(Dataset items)
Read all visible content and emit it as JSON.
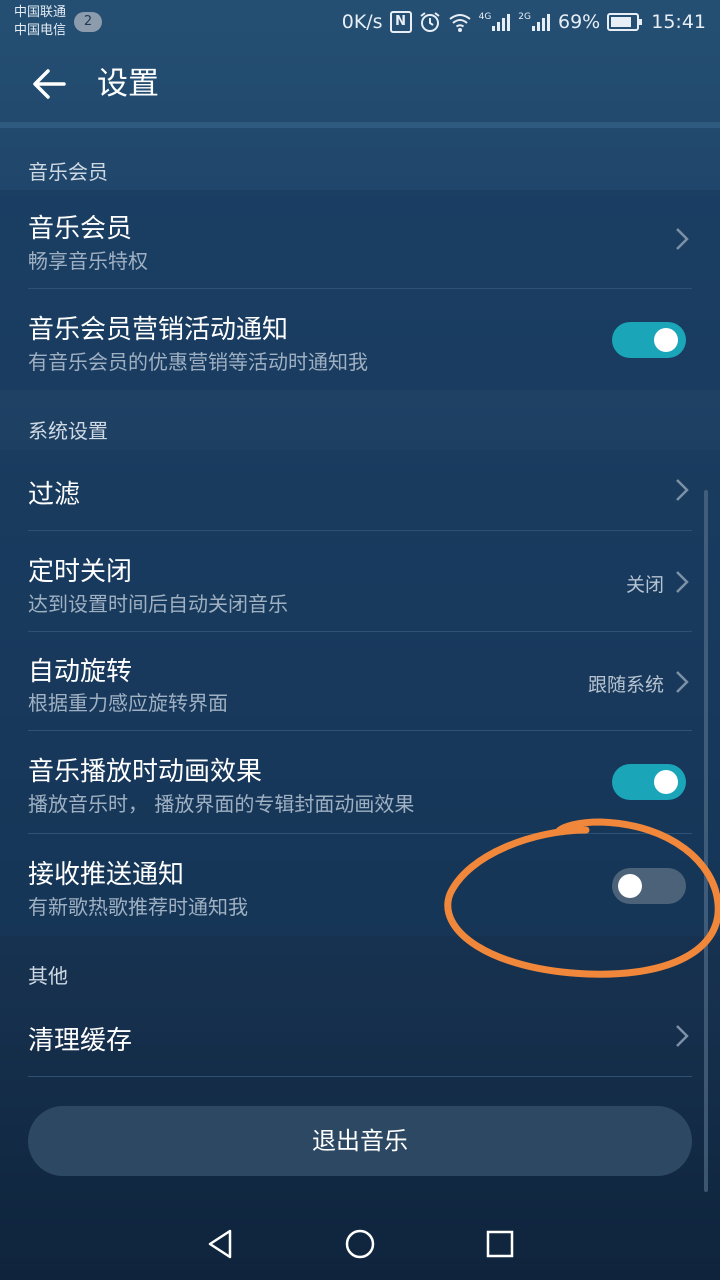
{
  "status_bar": {
    "carrier_1": "中国联通",
    "carrier_2": "中国电信",
    "sim_badge": "2",
    "net_speed": "0K/s",
    "nfc": "N",
    "signal_1_type": "4G",
    "signal_2_type": "2G",
    "battery": "69%",
    "time": "15:41"
  },
  "app_bar": {
    "title": "设置",
    "back_icon": "arrow-left-icon"
  },
  "sections": {
    "music_member": {
      "header": "音乐会员",
      "member": {
        "title": "音乐会员",
        "subtitle": "畅享音乐特权"
      },
      "marketing": {
        "title": "音乐会员营销活动通知",
        "subtitle": "有音乐会员的优惠营销等活动时通知我",
        "enabled": true
      }
    },
    "system": {
      "header": "系统设置",
      "filter": {
        "title": "过滤"
      },
      "sleep_timer": {
        "title": "定时关闭",
        "subtitle": "达到设置时间后自动关闭音乐",
        "value": "关闭"
      },
      "auto_rotate": {
        "title": "自动旋转",
        "subtitle": "根据重力感应旋转界面",
        "value": "跟随系统"
      },
      "animation": {
        "title": "音乐播放时动画效果",
        "subtitle": "播放音乐时， 播放界面的专辑封面动画效果",
        "enabled": true
      },
      "push": {
        "title": "接收推送通知",
        "subtitle": "有新歌热歌推荐时通知我",
        "enabled": false
      }
    },
    "other": {
      "header": "其他",
      "clear_cache": {
        "title": "清理缓存"
      }
    }
  },
  "exit_button": "退出音乐",
  "colors": {
    "toggle_on": "#1aa5b9",
    "toggle_off": "#4b6278",
    "annotation": "#f0873a"
  },
  "nav_bar": {
    "icons": [
      "back-triangle-icon",
      "home-circle-icon",
      "recents-square-icon"
    ]
  }
}
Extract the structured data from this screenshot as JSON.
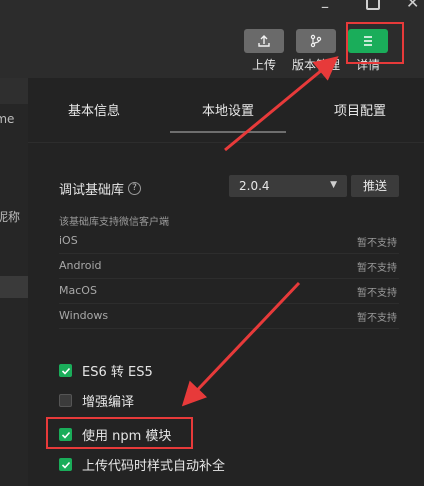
{
  "toolbar": {
    "upload_label": "上传",
    "version_label": "版本管理",
    "details_label": "详情",
    "upload_icon": "upload-icon",
    "version_icon": "branch-icon",
    "details_icon": "menu-icon"
  },
  "left_panel": {
    "text_1": "ame",
    "text_2": "户昵称"
  },
  "tabs": [
    {
      "label": "基本信息"
    },
    {
      "label": "本地设置"
    },
    {
      "label": "项目配置"
    }
  ],
  "debug_lib": {
    "label": "调试基础库",
    "version": "2.0.4",
    "push_label": "推送",
    "support_note": "该基础库支持微信客户端"
  },
  "clients": [
    {
      "name": "iOS",
      "status": "暂不支持"
    },
    {
      "name": "Android",
      "status": "暂不支持"
    },
    {
      "name": "MacOS",
      "status": "暂不支持"
    },
    {
      "name": "Windows",
      "status": "暂不支持"
    }
  ],
  "options": [
    {
      "label": "ES6 转 ES5",
      "checked": true
    },
    {
      "label": "增强编译",
      "checked": false
    },
    {
      "label": "使用 npm 模块",
      "checked": true
    },
    {
      "label": "上传代码时样式自动补全",
      "checked": true
    }
  ],
  "colors": {
    "accent_green": "#1aad5a",
    "annotation_red": "#e73a3a"
  }
}
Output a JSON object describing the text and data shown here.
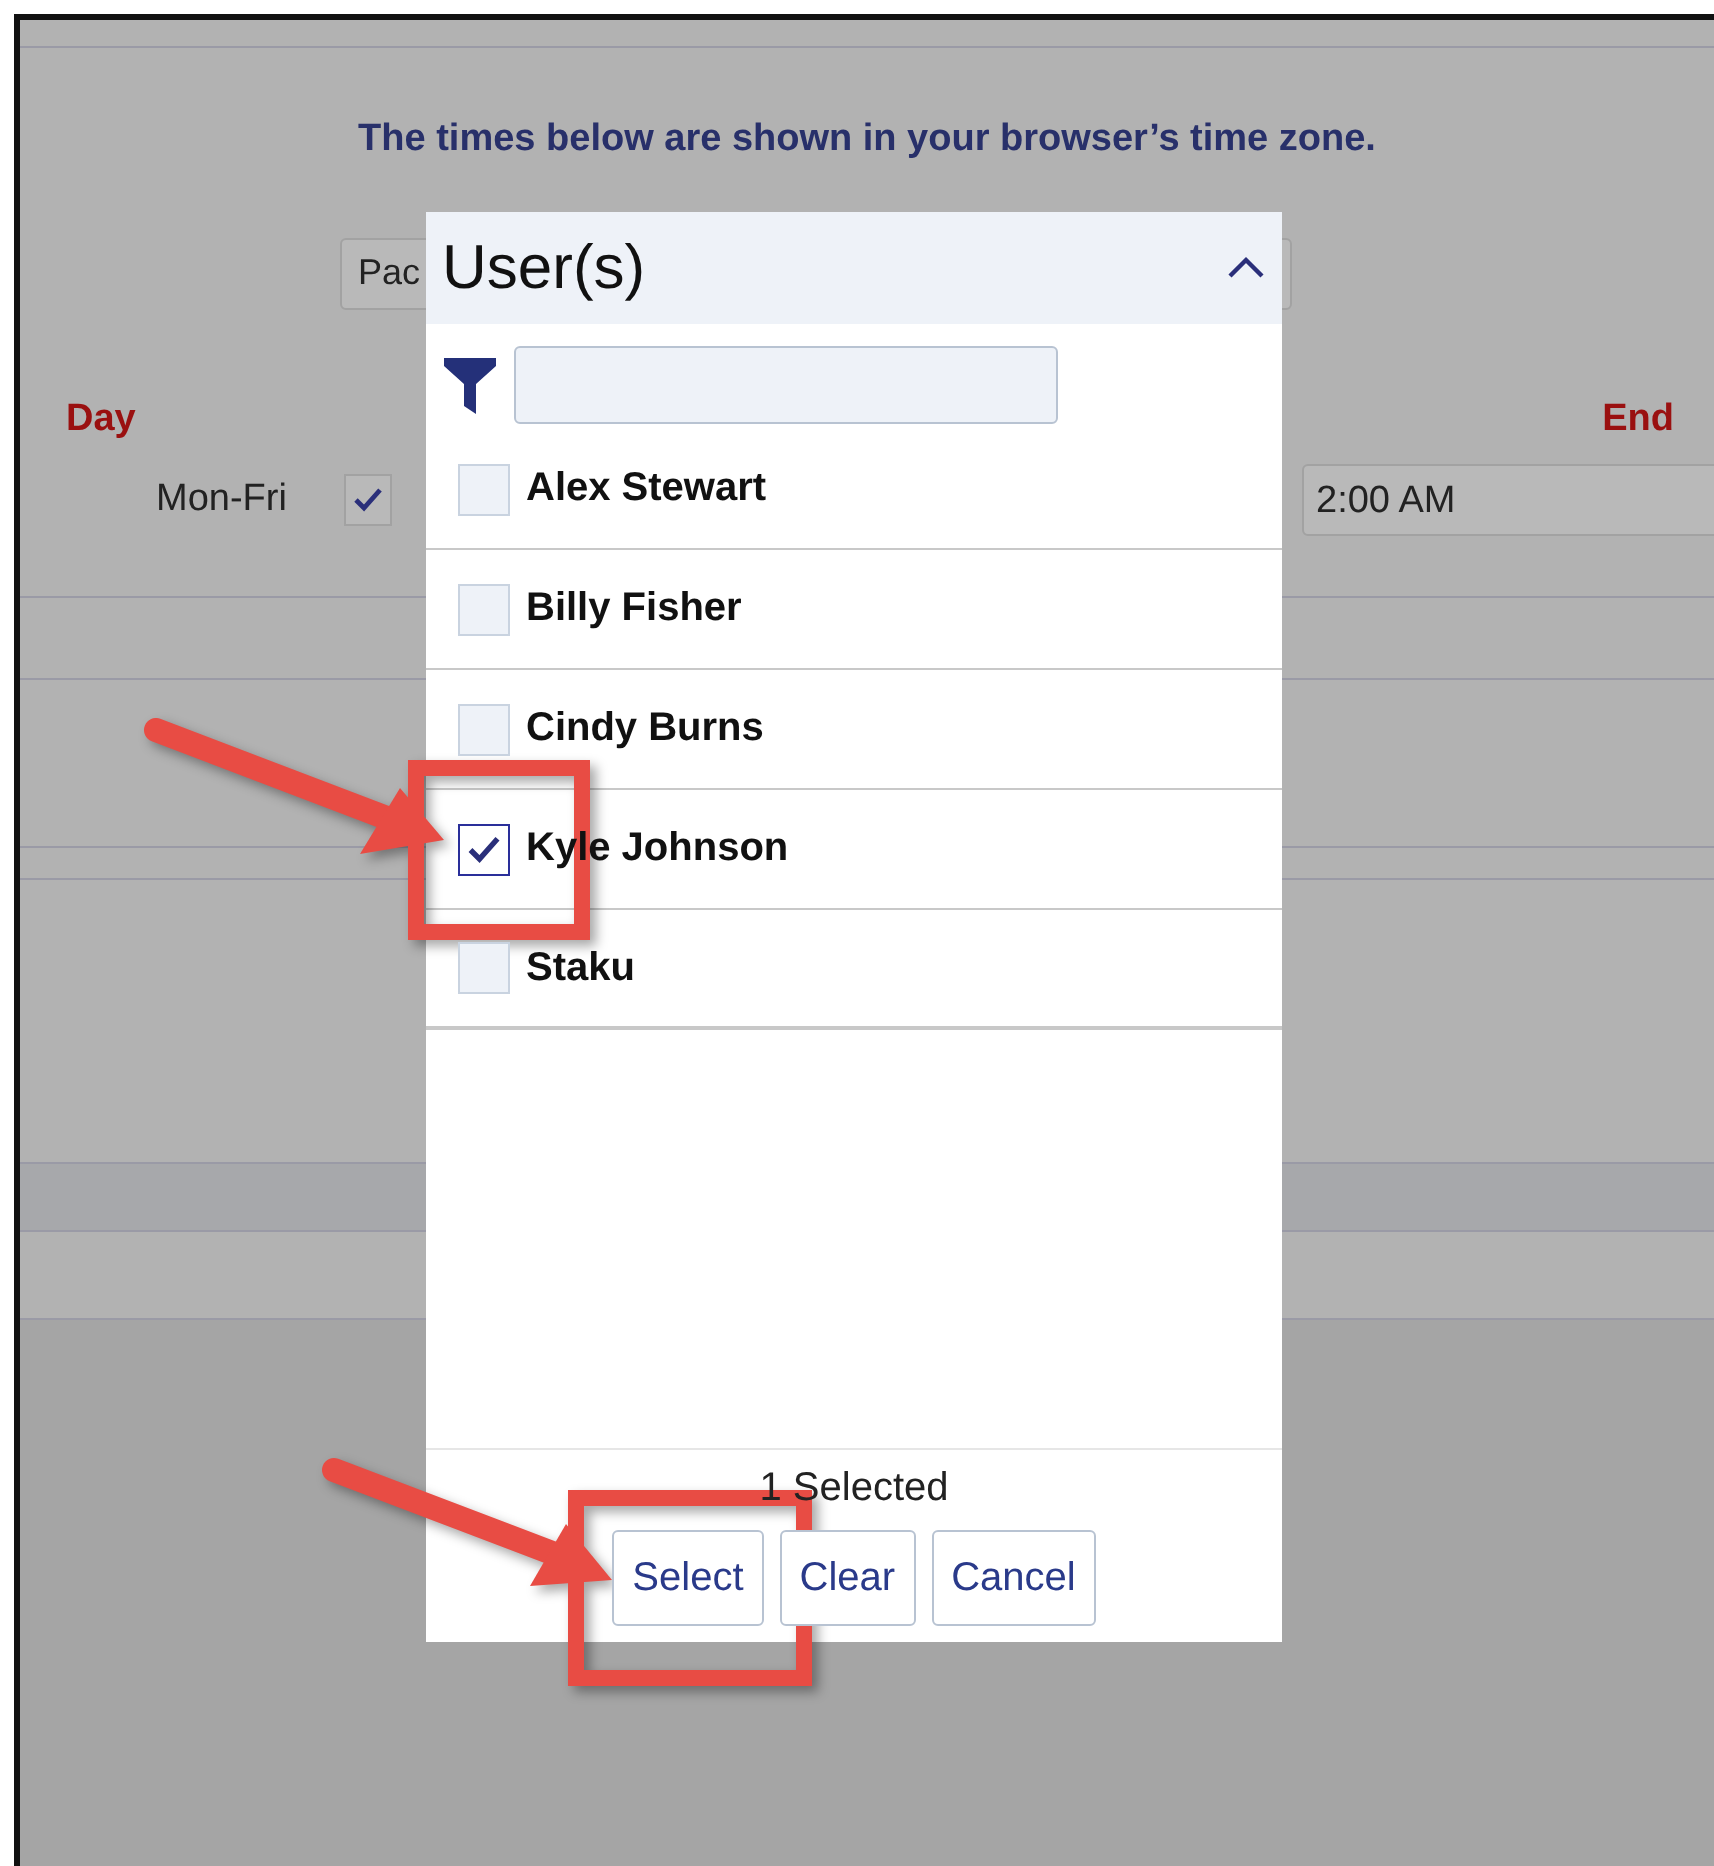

### WHAT YOU NEED TO DO
Track down all lines above with the string "name" and copy them.

### THE REPLY
      "name": "iOS",
      "name": "Android",
      "name": "MacOS",
      "name": "Windows",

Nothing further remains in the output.